======== AVAILABLE DATA ========

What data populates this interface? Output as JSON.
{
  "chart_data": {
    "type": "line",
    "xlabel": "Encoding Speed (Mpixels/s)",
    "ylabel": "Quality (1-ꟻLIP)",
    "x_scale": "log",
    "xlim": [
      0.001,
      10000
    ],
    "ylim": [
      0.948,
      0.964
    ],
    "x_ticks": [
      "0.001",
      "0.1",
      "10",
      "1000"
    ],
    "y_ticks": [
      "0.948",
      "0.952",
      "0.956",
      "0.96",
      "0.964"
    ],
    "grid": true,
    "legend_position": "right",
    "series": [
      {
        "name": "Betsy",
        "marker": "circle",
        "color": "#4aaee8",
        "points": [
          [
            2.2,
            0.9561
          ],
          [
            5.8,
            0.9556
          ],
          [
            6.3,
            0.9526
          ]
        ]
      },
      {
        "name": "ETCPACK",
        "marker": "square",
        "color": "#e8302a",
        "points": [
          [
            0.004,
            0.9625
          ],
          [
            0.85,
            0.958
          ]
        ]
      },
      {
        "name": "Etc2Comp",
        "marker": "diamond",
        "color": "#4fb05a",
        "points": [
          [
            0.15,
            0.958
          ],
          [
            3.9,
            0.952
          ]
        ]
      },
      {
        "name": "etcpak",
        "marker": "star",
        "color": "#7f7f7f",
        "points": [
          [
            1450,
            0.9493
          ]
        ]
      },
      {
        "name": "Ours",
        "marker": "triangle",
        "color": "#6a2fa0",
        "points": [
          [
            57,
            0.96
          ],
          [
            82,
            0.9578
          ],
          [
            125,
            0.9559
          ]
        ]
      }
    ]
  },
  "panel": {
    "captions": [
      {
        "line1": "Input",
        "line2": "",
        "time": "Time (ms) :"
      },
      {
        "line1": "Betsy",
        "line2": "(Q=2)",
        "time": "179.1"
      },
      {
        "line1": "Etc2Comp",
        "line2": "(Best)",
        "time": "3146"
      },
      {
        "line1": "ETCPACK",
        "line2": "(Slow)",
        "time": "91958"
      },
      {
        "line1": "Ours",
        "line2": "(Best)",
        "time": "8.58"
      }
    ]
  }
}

========

WHAT IS ASKED: Among the lines of the material, find those that hold the word "marker" and copy them.

CORRECT ANSWER:
        "marker": "circle",
        "marker": "square",
        "marker": "diamond",
        "marker": "star",
        "marker": "triangle",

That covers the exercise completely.